═══ Source records ═══
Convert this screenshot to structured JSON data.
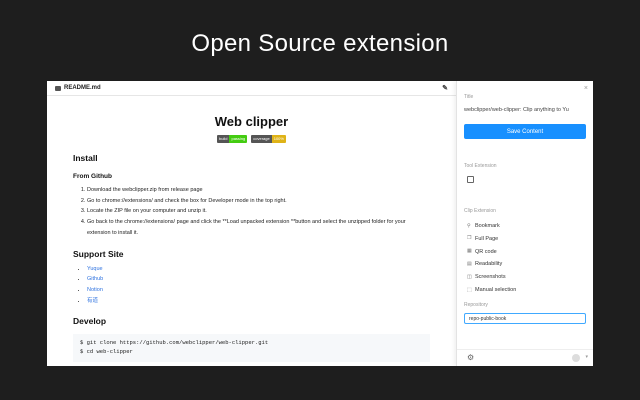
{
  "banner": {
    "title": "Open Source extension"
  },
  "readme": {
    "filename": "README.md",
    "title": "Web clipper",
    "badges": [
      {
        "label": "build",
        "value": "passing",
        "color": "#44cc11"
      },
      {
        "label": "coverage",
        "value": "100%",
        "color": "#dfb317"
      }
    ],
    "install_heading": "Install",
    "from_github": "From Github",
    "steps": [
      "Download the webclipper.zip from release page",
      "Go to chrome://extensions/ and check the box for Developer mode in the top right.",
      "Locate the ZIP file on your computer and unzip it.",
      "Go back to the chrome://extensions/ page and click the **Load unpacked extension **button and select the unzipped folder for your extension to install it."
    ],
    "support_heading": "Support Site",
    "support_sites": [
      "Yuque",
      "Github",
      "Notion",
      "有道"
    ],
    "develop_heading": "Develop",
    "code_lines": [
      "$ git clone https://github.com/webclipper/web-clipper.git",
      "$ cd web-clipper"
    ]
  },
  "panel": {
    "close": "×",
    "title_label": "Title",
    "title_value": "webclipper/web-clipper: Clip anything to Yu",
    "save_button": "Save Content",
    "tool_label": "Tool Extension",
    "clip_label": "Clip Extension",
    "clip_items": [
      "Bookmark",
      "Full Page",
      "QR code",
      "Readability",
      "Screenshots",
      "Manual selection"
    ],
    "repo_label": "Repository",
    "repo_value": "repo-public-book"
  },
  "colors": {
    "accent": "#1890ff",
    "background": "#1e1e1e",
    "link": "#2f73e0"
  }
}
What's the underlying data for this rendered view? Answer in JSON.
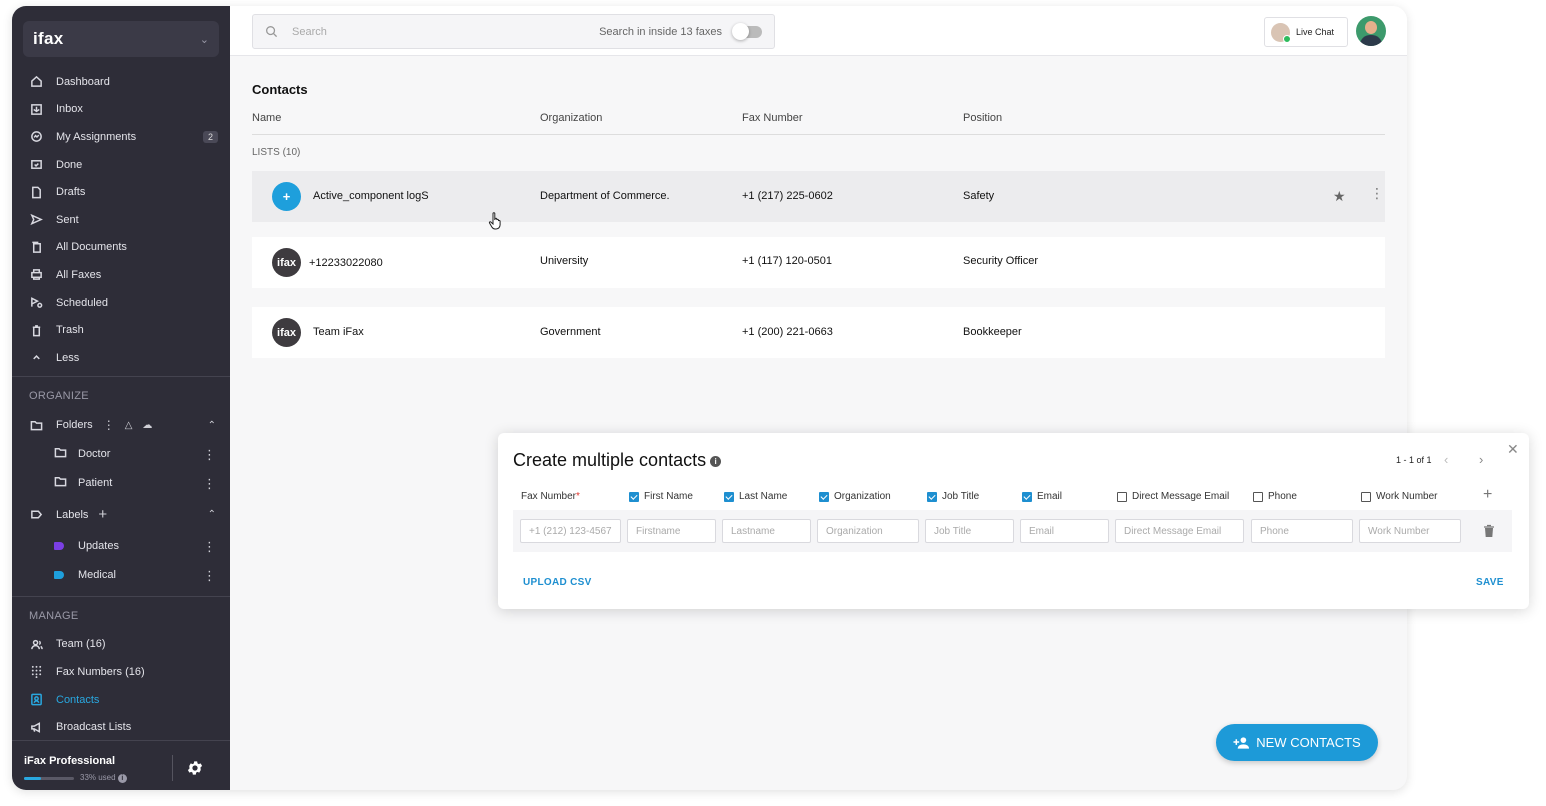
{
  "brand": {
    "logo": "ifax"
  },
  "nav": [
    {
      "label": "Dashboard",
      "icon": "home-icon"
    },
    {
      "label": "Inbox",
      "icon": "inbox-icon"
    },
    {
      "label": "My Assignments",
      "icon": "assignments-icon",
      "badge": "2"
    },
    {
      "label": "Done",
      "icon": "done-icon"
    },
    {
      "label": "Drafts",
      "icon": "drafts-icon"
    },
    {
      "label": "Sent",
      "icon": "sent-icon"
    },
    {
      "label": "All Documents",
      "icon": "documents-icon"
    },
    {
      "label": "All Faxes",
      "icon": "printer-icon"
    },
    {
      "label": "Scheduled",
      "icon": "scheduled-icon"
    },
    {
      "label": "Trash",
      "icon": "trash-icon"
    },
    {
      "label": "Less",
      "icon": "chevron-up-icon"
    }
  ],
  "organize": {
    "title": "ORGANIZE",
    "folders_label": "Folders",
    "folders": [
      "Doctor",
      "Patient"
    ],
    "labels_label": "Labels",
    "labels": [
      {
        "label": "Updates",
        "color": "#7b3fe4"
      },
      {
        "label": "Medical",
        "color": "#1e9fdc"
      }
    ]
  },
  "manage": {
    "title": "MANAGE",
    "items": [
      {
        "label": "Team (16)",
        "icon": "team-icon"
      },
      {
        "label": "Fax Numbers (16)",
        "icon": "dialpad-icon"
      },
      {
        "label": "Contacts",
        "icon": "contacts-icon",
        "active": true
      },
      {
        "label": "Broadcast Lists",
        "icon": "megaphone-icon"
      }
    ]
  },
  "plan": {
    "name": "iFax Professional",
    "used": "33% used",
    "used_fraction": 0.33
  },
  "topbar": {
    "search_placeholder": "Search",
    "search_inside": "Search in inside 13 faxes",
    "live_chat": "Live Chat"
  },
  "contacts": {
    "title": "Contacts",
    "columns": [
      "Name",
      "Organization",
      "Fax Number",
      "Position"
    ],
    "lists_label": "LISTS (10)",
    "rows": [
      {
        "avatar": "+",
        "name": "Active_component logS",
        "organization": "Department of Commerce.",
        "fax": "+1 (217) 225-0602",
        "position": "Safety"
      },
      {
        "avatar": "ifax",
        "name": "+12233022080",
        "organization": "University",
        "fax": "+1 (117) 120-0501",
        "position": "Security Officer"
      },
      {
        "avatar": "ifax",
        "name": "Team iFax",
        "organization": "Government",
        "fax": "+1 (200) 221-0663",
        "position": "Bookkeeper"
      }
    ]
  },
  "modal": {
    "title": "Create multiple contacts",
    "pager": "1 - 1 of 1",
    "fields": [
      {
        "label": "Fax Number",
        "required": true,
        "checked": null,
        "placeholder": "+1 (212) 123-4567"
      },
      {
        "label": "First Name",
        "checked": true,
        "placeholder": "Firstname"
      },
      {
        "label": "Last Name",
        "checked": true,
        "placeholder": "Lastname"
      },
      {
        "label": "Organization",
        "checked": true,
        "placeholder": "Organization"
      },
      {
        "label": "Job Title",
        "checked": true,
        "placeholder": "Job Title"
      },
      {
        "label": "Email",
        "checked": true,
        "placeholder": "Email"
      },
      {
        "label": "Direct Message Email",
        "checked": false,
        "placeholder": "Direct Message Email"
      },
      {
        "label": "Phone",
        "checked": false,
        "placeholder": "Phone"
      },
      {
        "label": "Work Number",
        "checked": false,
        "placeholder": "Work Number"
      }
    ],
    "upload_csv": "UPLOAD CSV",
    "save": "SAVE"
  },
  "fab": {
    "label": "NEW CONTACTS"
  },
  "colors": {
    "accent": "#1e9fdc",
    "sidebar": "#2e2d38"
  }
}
═══
═══ Source records ═══
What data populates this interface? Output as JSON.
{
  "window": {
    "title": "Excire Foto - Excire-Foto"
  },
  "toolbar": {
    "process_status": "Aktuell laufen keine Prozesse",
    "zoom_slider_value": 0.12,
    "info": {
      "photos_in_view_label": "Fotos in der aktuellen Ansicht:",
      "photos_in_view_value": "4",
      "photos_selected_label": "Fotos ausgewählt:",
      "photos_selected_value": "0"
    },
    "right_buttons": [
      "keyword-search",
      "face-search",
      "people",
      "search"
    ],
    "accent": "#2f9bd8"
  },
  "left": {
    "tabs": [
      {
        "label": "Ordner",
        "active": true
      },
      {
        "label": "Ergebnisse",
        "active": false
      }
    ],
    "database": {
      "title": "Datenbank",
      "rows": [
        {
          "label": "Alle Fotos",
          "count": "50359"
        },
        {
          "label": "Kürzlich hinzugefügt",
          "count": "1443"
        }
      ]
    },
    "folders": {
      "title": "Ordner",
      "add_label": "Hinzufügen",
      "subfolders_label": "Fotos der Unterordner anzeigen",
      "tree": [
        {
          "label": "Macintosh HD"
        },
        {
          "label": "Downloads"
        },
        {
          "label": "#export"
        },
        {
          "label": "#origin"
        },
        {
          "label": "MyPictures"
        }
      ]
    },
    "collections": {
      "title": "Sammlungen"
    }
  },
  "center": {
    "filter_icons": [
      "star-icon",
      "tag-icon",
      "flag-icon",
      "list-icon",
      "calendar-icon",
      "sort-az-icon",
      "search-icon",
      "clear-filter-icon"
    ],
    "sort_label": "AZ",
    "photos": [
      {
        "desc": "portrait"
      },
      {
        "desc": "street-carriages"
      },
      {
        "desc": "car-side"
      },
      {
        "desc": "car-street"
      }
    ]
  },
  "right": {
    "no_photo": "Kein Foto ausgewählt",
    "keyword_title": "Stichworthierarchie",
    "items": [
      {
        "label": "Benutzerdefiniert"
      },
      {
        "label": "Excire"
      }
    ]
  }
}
═══
═══ Source records ═══
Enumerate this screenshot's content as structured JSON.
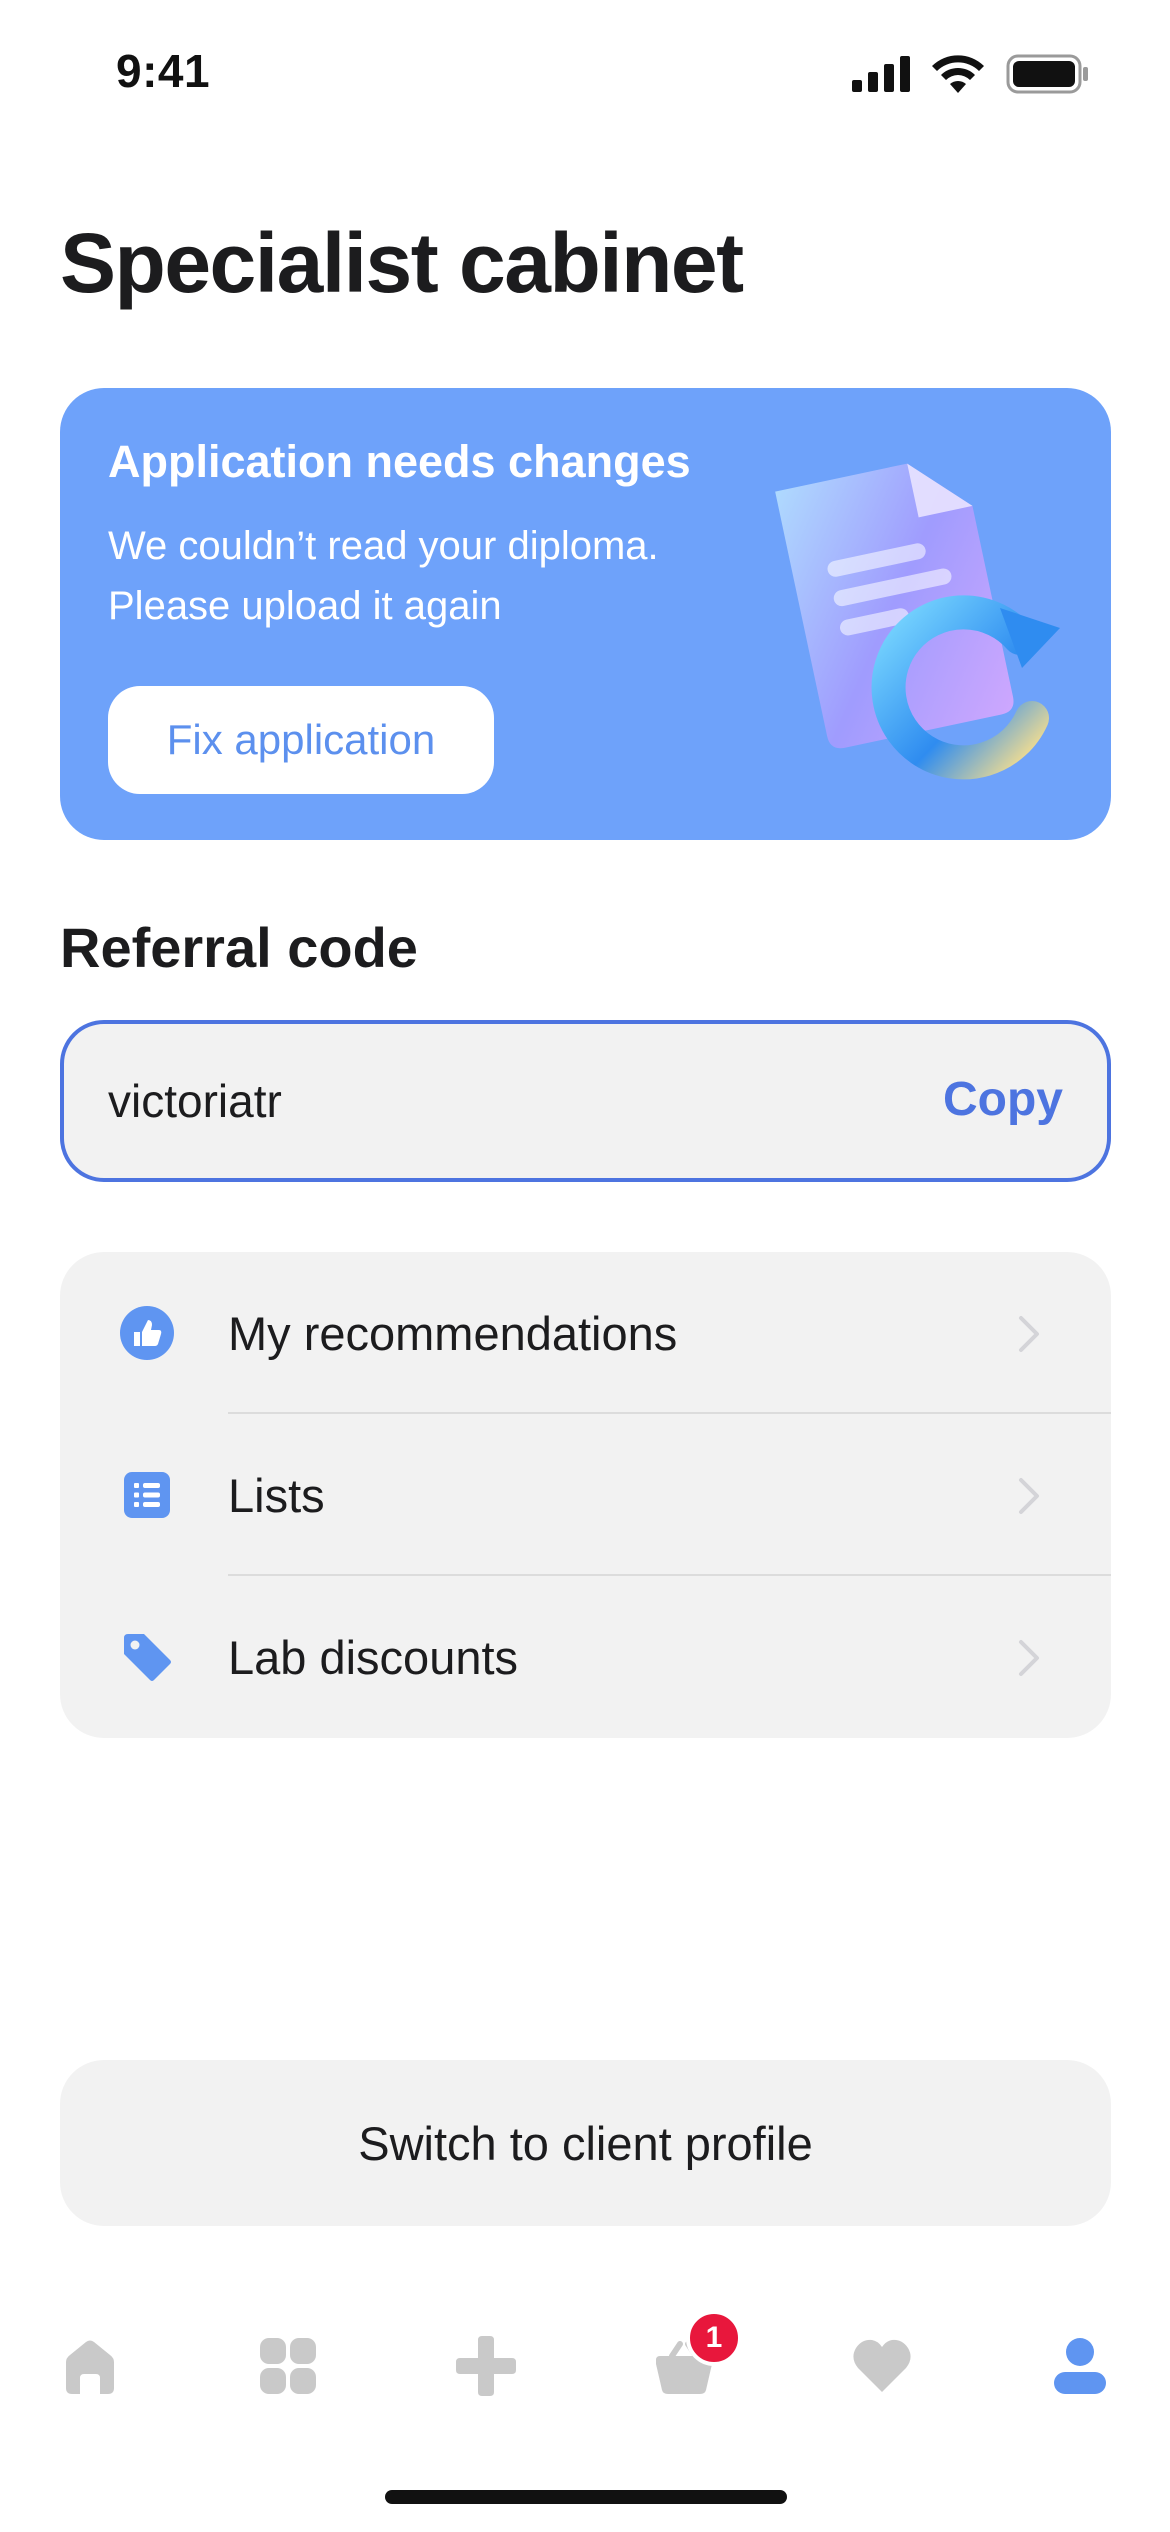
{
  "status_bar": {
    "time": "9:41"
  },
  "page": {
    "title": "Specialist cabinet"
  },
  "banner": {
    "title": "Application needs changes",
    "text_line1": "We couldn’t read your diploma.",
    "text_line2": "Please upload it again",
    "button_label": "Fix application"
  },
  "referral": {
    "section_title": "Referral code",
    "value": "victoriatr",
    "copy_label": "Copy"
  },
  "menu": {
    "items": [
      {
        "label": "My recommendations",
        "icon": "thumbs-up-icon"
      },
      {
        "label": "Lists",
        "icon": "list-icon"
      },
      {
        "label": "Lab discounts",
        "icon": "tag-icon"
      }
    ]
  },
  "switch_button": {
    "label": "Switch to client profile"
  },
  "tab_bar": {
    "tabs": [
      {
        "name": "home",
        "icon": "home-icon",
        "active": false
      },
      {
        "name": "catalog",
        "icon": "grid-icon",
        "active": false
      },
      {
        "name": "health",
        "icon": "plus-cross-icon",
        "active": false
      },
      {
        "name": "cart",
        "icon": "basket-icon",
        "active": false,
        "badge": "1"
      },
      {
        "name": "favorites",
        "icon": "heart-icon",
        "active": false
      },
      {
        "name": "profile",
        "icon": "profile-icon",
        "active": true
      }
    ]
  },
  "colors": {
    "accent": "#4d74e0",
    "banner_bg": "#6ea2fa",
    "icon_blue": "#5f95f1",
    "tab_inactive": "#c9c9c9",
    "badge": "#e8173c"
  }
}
═══
What to do >>
Using the material above, copy every line in which the string "chrome" occurs.

Response to this task >>
      "Go to chrome://extensions/ and check the box for Developer mode in the top right.",
      "Go back to the chrome://extensions/ page and click the **Load unpacked extension **button and select the unzipped folder for your extension to install it."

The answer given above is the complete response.